Work to be completed –
Here are some records; return them all exactly.

Input –
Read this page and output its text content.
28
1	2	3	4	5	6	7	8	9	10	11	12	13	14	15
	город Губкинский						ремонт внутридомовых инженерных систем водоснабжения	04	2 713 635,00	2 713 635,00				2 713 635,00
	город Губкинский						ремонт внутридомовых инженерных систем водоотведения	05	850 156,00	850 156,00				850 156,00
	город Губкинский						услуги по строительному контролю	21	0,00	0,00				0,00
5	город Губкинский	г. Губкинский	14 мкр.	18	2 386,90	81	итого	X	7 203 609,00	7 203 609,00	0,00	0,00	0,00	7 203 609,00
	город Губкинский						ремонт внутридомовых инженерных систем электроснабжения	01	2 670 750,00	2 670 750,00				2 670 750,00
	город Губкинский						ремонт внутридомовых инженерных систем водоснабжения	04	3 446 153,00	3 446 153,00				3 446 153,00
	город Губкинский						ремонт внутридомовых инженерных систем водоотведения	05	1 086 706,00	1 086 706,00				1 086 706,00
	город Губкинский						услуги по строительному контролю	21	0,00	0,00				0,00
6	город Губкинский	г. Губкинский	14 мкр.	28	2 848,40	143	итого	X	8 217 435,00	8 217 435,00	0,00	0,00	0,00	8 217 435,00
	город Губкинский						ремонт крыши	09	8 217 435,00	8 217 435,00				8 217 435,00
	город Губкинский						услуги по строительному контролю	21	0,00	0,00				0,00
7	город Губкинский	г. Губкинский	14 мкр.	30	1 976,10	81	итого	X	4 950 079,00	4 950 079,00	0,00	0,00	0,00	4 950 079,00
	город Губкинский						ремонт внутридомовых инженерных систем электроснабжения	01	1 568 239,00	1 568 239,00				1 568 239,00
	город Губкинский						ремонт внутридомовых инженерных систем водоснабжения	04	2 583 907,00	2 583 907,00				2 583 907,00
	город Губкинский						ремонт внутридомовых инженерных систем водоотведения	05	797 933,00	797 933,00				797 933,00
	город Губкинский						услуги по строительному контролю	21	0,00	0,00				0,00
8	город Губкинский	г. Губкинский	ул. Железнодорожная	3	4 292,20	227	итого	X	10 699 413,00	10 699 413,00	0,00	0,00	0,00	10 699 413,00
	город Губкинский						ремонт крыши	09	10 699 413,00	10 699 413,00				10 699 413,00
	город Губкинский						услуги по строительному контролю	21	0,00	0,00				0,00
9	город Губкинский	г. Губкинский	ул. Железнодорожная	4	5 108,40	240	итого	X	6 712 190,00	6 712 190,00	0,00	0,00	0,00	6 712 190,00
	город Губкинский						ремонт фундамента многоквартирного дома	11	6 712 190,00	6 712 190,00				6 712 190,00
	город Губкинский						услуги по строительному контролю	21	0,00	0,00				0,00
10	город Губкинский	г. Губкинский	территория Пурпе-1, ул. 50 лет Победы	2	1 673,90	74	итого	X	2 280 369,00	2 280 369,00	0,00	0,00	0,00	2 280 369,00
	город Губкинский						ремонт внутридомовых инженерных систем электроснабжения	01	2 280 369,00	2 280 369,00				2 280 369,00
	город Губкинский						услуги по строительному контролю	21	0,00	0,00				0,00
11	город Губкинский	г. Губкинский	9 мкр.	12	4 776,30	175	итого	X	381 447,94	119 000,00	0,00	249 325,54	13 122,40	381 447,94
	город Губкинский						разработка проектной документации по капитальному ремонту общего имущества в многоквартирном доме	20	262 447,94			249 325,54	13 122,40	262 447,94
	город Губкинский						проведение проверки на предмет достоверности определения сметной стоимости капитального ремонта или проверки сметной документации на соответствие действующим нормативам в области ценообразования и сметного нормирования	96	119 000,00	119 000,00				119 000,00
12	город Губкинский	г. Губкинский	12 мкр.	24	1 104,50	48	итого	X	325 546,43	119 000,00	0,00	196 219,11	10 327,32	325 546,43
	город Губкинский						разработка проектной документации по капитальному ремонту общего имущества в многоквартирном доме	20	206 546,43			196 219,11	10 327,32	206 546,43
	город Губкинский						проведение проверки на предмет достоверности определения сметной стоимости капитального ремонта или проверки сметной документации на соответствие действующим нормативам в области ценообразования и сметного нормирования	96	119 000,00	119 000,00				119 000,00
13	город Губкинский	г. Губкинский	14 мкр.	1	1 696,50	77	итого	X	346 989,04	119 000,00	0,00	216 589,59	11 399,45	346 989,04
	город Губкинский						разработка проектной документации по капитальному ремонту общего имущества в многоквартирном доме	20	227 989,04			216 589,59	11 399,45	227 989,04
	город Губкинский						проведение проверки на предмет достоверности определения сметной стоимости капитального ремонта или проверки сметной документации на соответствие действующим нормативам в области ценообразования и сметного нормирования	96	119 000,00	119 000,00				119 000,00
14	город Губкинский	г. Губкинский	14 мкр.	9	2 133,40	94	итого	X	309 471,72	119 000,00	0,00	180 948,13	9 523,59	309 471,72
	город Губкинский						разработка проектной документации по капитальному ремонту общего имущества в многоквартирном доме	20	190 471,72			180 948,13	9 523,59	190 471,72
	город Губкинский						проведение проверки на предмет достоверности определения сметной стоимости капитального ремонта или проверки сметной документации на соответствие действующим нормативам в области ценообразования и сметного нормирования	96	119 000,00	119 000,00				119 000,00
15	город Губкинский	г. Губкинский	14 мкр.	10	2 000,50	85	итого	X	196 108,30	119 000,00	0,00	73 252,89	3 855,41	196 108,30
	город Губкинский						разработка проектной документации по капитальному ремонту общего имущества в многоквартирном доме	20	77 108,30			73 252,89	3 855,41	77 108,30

Solved exercise –
Read this page and output its text content.
28
1	2	3	4	5	6	7	8	9	10	11	12	13	14	15
	город Губкинский						ремонт внутридомовых инженерных систем водоснабжения	04	2 713 635,00	2 713 635,00				2 713 635,00
	город Губкинский						ремонт внутридомовых инженерных систем водоотведения	05	850 156,00	850 156,00				850 156,00
	город Губкинский						услуги по строительному контролю	21	0,00	0,00				0,00
5	город Губкинский	г. Губкинский	14 мкр.	18	2 386,90	81	итого	X	7 203 609,00	7 203 609,00	0,00	0,00	0,00	7 203 609,00
	город Губкинский						ремонт внутридомовых инженерных систем электроснабжения	01	2 670 750,00	2 670 750,00				2 670 750,00
	город Губкинский						ремонт внутридомовых инженерных систем водоснабжения	04	3 446 153,00	3 446 153,00				3 446 153,00
	город Губкинский						ремонт внутридомовых инженерных систем водоотведения	05	1 086 706,00	1 086 706,00				1 086 706,00
	город Губкинский						услуги по строительному контролю	21	0,00	0,00				0,00
6	город Губкинский	г. Губкинский	14 мкр.	28	2 848,40	143	итого	X	8 217 435,00	8 217 435,00	0,00	0,00	0,00	8 217 435,00
	город Губкинский						ремонт крыши	09	8 217 435,00	8 217 435,00				8 217 435,00
	город Губкинский						услуги по строительному контролю	21	0,00	0,00				0,00
7	город Губкинский	г. Губкинский	14 мкр.	30	1 976,10	81	итого	X	4 950 079,00	4 950 079,00	0,00	0,00	0,00	4 950 079,00
	город Губкинский						ремонт внутридомовых инженерных систем электроснабжения	01	1 568 239,00	1 568 239,00				1 568 239,00
	город Губкинский						ремонт внутридомовых инженерных систем водоснабжения	04	2 583 907,00	2 583 907,00				2 583 907,00
	город Губкинский						ремонт внутридомовых инженерных систем водоотведения	05	797 933,00	797 933,00				797 933,00
	город Губкинский						услуги по строительному контролю	21	0,00	0,00				0,00
8	город Губкинский	г. Губкинский	ул. Железнодорожная	3	4 292,20	227	итого	X	10 699 413,00	10 699 413,00	0,00	0,00	0,00	10 699 413,00
	город Губкинский						ремонт крыши	09	10 699 413,00	10 699 413,00				10 699 413,00
	город Губкинский						услуги по строительному контролю	21	0,00	0,00				0,00
9	город Губкинский	г. Губкинский	ул. Железнодорожная	4	5 108,40	240	итого	X	6 712 190,00	6 712 190,00	0,00	0,00	0,00	6 712 190,00
	город Губкинский						ремонт фундамента многоквартирного дома	11	6 712 190,00	6 712 190,00				6 712 190,00
	город Губкинский						услуги по строительному контролю	21	0,00	0,00				0,00
10	город Губкинский	г. Губкинский	территория Пурпе-1, ул. 50 лет Победы	2	1 673,90	74	итого	X	2 280 369,00	2 280 369,00	0,00	0,00	0,00	2 280 369,00
	город Губкинский						ремонт внутридомовых инженерных систем электроснабжения	01	2 280 369,00	2 280 369,00				2 280 369,00
	город Губкинский						услуги по строительному контролю	21	0,00	0,00				0,00
11	город Губкинский	г. Губкинский	9 мкр.	12	4 776,30	175	итого	X	381 447,94	119 000,00	0,00	249 325,54	13 122,40	381 447,94
	город Губкинский						разработка проектной документации по капитальному ремонту общего имущества в многоквартирном доме	20	262 447,94			249 325,54	13 122,40	262 447,94
	город Губкинский						проведение проверки на предмет достоверности определения сметной стоимости капитального ремонта или проверки сметной документации на соответствие действующим нормативам в области ценообразования и сметного нормирования	96	119 000,00	119 000,00				119 000,00
12	город Губкинский	г. Губкинский	12 мкр.	24	1 104,50	48	итого	X	325 546,43	119 000,00	0,00	196 219,11	10 327,32	325 546,43
	город Губкинский						разработка проектной документации по капитальному ремонту общего имущества в многоквартирном доме	20	206 546,43			196 219,11	10 327,32	206 546,43
	город Губкинский						проведение проверки на предмет достоверности определения сметной стоимости капитального ремонта или проверки сметной документации на соответствие действующим нормативам в области ценообразования и сметного нормирования	96	119 000,00	119 000,00				119 000,00
13	город Губкинский	г. Губкинский	14 мкр.	1	1 696,50	77	итого	X	346 989,04	119 000,00	0,00	216 589,59	11 399,45	346 989,04
	город Губкинский						разработка проектной документации по капитальному ремонту общего имущества в многоквартирном доме	20	227 989,04			216 589,59	11 399,45	227 989,04
	город Губкинский						проведение проверки на предмет достоверности определения сметной стоимости капитального ремонта или проверки сметной документации на соответствие действующим нормативам в области ценообразования и сметного нормирования	96	119 000,00	119 000,00				119 000,00
14	город Губкинский	г. Губкинский	14 мкр.	9	2 133,40	94	итого	X	309 471,72	119 000,00	0,00	180 948,13	9 523,59	309 471,72
	город Губкинский						разработка проектной документации по капитальному ремонту общего имущества в многоквартирном доме	20	190 471,72			180 948,13	9 523,59	190 471,72
	город Губкинский						проведение проверки на предмет достоверности определения сметной стоимости капитального ремонта или проверки сметной документации на соответствие действующим нормативам в области ценообразования и сметного нормирования	96	119 000,00	119 000,00				119 000,00
15	город Губкинский	г. Губкинский	14 мкр.	10	2 000,50	85	итого	X	196 108,30	119 000,00	0,00	73 252,89	3 855,41	196 108,30
	город Губкинский						разработка проектной документации по капитальному ремонту общего имущества в многоквартирном доме	20	77 108,30			73 252,89	3 855,41	77 108,30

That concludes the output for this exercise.